### [Required work]
Pictures aside, quote the whole listing exactly.
## start Data supplied
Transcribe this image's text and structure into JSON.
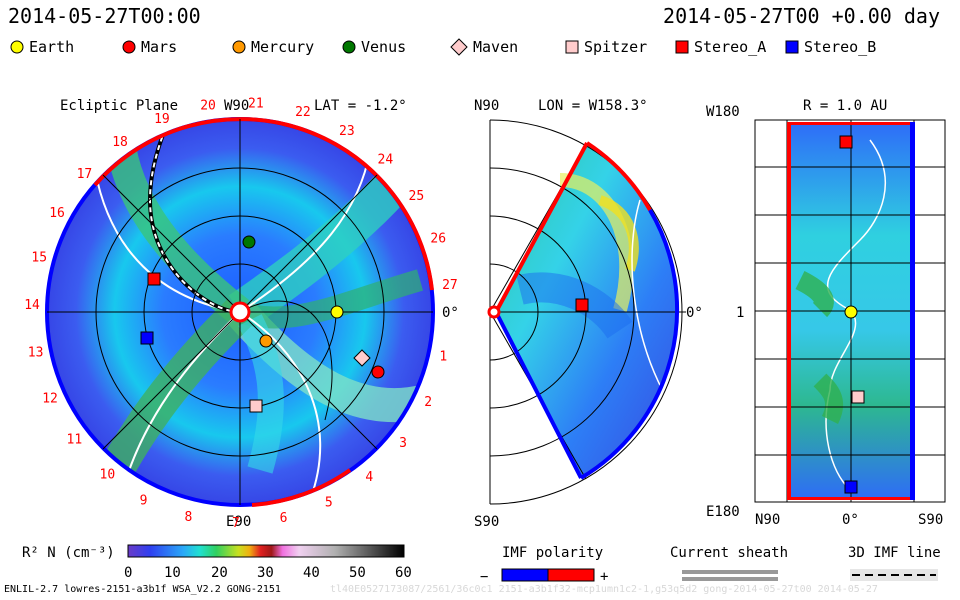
{
  "header": {
    "date_left": "2014-05-27T00:00",
    "date_right": "2014-05-27T00 +0.00 day"
  },
  "legend": [
    {
      "label": "Earth",
      "shape": "circle",
      "color": "#ffff00"
    },
    {
      "label": "Mars",
      "shape": "circle",
      "color": "#ff0000"
    },
    {
      "label": "Mercury",
      "shape": "circle",
      "color": "#ff9900"
    },
    {
      "label": "Venus",
      "shape": "circle",
      "color": "#007700"
    },
    {
      "label": "Maven",
      "shape": "diamond",
      "color": "#ffcccc"
    },
    {
      "label": "Spitzer",
      "shape": "square",
      "color": "#ffcccc"
    },
    {
      "label": "Stereo_A",
      "shape": "square",
      "color": "#ff0000"
    },
    {
      "label": "Stereo_B",
      "shape": "square",
      "color": "#0000ff"
    }
  ],
  "ecliptic": {
    "title": "Ecliptic Plane",
    "top_label": "W90",
    "bottom_label": "E90",
    "right_label": "0°",
    "lat_label": "LAT = -1.2°",
    "rotation_numbers": [
      "1",
      "2",
      "3",
      "4",
      "5",
      "6",
      "7",
      "8",
      "9",
      "10",
      "11",
      "12",
      "13",
      "14",
      "15",
      "16",
      "17",
      "18",
      "19",
      "20",
      "21",
      "22",
      "23",
      "24",
      "25",
      "26",
      "27"
    ]
  },
  "meridional": {
    "lon_label": "LON = W158.3°",
    "top_label": "N90",
    "bottom_label": "S90",
    "right_label": "0°"
  },
  "radial": {
    "r_label": "R = 1.0 AU",
    "top_left": "W180",
    "mid_left": "1",
    "bottom_left": "E180",
    "x_left": "N90",
    "x_mid": "0°",
    "x_right": "S90"
  },
  "colorbar": {
    "label": "R² N (cm⁻³)",
    "ticks": [
      "0",
      "10",
      "20",
      "30",
      "40",
      "50",
      "60"
    ]
  },
  "imf": {
    "title": "IMF polarity",
    "minus": "−",
    "plus": "+"
  },
  "sheath": {
    "title": "Current sheath"
  },
  "imf3d": {
    "title": "3D IMF line"
  },
  "footer": {
    "left": "ENLIL-2.7 lowres-2151-a3b1f WSA_V2.2 GONG-2151",
    "right": "tl40E0527173087/2561/36c0c1 2151-a3b1f32-mcp1umn1c2-1,g53q5d2 gong-2014-05-27t00     2014-05-27"
  }
}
## end Data supplied
### [Complete output]
Transcribe this image's text and structure into JSON.
{
  "header": {
    "date_left": "2014-05-27T00:00",
    "date_right": "2014-05-27T00 +0.00 day"
  },
  "legend": [
    {
      "label": "Earth",
      "shape": "circle",
      "color": "#ffff00"
    },
    {
      "label": "Mars",
      "shape": "circle",
      "color": "#ff0000"
    },
    {
      "label": "Mercury",
      "shape": "circle",
      "color": "#ff9900"
    },
    {
      "label": "Venus",
      "shape": "circle",
      "color": "#007700"
    },
    {
      "label": "Maven",
      "shape": "diamond",
      "color": "#ffcccc"
    },
    {
      "label": "Spitzer",
      "shape": "square",
      "color": "#ffcccc"
    },
    {
      "label": "Stereo_A",
      "shape": "square",
      "color": "#ff0000"
    },
    {
      "label": "Stereo_B",
      "shape": "square",
      "color": "#0000ff"
    }
  ],
  "ecliptic": {
    "title": "Ecliptic Plane",
    "top_label": "W90",
    "bottom_label": "E90",
    "right_label": "0°",
    "lat_label": "LAT = -1.2°",
    "rotation_numbers": [
      "1",
      "2",
      "3",
      "4",
      "5",
      "6",
      "7",
      "8",
      "9",
      "10",
      "11",
      "12",
      "13",
      "14",
      "15",
      "16",
      "17",
      "18",
      "19",
      "20",
      "21",
      "22",
      "23",
      "24",
      "25",
      "26",
      "27"
    ]
  },
  "meridional": {
    "lon_label": "LON = W158.3°",
    "top_label": "N90",
    "bottom_label": "S90",
    "right_label": "0°"
  },
  "radial": {
    "r_label": "R = 1.0 AU",
    "top_left": "W180",
    "mid_left": "1",
    "bottom_left": "E180",
    "x_left": "N90",
    "x_mid": "0°",
    "x_right": "S90"
  },
  "colorbar": {
    "label": "R² N (cm⁻³)",
    "ticks": [
      "0",
      "10",
      "20",
      "30",
      "40",
      "50",
      "60"
    ]
  },
  "imf": {
    "title": "IMF polarity",
    "minus": "−",
    "plus": "+"
  },
  "sheath": {
    "title": "Current sheath"
  },
  "imf3d": {
    "title": "3D IMF line"
  },
  "footer": {
    "left": "ENLIL-2.7 lowres-2151-a3b1f WSA_V2.2 GONG-2151",
    "right": "tl40E0527173087/2561/36c0c1 2151-a3b1f32-mcp1umn1c2-1,g53q5d2 gong-2014-05-27t00     2014-05-27"
  }
}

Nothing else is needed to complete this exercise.